- [GIVEN PROBLEM] In the listing below, locate the lines that hold the string "structured". Copy those lines.

• • • • •

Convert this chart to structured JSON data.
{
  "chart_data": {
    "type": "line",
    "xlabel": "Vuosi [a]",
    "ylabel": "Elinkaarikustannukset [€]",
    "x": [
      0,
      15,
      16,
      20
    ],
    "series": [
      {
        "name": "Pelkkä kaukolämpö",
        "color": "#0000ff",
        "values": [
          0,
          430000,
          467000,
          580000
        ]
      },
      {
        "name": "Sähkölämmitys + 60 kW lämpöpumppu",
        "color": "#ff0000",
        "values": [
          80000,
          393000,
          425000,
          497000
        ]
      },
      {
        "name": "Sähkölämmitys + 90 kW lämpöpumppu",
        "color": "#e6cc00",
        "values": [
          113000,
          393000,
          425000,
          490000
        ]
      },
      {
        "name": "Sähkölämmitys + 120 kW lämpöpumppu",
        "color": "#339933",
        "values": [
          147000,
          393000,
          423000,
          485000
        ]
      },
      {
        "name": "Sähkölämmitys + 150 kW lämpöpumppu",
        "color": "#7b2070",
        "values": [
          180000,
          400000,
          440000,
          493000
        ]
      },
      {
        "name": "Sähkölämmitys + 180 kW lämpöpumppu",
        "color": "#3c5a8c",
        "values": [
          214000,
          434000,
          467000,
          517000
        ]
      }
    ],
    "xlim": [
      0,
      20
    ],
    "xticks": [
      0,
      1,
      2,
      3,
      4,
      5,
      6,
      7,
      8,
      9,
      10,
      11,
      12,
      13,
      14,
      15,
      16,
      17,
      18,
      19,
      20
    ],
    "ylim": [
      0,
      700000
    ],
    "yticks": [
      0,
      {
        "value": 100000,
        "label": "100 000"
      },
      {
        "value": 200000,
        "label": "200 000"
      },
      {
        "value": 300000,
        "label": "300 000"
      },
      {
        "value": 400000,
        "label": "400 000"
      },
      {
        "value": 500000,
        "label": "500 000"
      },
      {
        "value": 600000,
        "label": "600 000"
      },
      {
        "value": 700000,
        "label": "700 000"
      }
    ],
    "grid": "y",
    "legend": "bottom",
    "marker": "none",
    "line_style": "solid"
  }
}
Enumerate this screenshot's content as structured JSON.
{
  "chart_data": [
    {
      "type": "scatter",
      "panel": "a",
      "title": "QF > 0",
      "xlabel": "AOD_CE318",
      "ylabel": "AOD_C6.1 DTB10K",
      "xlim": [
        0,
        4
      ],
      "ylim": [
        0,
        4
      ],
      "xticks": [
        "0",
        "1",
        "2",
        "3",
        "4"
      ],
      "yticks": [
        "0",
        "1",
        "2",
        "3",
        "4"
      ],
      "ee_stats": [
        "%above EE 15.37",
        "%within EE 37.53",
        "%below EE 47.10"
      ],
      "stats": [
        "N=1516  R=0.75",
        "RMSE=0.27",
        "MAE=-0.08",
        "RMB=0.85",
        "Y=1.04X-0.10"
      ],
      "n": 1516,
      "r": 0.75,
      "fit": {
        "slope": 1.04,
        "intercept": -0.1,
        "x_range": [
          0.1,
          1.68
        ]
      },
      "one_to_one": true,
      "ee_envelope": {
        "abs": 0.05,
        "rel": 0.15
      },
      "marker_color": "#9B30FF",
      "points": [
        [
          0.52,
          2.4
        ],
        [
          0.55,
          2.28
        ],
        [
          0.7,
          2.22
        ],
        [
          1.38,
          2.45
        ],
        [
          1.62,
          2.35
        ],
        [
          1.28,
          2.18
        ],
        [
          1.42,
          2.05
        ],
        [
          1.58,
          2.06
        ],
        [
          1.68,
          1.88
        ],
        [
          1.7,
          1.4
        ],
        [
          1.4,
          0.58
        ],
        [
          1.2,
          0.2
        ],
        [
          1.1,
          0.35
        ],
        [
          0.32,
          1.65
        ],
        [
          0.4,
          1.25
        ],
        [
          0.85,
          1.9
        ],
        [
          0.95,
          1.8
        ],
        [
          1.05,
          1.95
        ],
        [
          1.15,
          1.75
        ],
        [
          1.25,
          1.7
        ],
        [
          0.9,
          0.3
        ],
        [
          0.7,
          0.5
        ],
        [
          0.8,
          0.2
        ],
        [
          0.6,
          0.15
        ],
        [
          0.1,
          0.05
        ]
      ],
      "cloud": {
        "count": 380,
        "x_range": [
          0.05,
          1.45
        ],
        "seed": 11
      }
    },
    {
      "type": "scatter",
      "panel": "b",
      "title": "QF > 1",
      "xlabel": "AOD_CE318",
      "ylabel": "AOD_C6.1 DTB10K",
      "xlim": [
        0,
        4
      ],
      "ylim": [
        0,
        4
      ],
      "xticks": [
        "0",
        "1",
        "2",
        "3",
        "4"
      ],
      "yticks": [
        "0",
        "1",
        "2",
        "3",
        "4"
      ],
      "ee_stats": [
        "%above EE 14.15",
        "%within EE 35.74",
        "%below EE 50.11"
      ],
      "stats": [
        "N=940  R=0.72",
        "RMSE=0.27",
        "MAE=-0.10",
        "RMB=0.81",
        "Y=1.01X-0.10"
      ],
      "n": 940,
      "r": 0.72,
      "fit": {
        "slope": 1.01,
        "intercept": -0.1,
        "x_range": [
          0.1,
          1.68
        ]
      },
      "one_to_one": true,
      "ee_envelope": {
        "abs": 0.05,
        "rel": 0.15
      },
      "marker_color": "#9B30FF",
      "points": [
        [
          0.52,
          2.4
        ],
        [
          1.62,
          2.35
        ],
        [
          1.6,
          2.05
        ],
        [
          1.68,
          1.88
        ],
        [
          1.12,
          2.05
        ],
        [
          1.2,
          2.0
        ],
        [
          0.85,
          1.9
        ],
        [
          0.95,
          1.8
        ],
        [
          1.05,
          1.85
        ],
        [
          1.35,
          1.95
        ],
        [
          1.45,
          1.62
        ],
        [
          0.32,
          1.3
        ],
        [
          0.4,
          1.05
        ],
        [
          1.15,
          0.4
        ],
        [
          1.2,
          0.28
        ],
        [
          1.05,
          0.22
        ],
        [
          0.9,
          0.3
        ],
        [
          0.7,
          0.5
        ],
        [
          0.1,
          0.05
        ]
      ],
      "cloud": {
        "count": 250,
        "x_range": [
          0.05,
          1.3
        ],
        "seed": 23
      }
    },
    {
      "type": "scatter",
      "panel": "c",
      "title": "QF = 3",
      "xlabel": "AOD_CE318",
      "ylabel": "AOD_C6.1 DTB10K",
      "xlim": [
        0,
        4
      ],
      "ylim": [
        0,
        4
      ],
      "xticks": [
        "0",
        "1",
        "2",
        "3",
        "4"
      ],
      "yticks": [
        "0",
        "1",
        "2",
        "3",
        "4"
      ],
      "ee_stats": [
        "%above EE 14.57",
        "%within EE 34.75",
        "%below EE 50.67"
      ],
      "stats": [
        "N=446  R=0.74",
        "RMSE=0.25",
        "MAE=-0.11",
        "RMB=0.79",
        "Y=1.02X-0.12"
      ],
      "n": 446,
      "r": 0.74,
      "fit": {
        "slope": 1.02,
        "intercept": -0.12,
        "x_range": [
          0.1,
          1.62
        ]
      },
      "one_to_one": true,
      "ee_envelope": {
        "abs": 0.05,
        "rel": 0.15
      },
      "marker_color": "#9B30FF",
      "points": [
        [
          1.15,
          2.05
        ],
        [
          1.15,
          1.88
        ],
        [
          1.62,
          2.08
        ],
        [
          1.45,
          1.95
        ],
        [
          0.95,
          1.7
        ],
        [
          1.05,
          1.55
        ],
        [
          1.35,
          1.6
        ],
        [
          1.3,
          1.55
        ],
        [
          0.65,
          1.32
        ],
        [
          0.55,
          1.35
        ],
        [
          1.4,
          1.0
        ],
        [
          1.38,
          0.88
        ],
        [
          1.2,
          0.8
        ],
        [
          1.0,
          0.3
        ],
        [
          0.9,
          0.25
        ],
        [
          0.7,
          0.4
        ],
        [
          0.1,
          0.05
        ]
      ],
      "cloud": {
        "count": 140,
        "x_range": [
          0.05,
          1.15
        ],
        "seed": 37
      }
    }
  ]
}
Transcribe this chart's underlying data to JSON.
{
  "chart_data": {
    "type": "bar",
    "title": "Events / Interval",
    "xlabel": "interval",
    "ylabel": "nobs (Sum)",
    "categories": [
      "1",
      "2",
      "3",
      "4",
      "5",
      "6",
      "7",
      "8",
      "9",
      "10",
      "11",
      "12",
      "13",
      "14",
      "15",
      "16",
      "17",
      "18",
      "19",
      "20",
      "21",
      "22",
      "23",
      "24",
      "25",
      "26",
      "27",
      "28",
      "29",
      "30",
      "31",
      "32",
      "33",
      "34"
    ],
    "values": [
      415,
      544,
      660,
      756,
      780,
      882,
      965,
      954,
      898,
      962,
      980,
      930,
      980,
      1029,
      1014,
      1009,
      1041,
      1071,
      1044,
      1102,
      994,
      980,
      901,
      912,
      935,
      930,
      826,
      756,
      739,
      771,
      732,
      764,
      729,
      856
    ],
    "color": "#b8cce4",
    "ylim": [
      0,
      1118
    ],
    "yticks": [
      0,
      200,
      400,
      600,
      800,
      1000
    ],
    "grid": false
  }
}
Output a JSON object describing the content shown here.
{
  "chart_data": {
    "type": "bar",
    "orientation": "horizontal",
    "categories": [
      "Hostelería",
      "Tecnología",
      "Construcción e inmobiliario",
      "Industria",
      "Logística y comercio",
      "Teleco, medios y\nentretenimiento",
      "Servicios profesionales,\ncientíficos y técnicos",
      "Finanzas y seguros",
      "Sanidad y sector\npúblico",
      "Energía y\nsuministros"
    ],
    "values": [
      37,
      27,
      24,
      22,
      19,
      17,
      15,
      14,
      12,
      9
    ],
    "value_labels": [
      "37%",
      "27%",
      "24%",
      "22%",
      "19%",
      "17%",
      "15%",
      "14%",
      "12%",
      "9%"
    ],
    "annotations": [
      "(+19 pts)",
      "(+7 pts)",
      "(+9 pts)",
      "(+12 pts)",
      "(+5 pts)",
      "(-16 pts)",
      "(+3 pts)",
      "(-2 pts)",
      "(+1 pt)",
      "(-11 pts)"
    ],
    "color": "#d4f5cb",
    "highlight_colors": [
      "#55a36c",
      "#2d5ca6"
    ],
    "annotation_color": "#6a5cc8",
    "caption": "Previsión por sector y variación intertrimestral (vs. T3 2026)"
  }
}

• • • • •

- [PROBLEM SOLUTION]
Convert this chart to structured JSON data.
Enumerate this screenshot's content as structured JSON.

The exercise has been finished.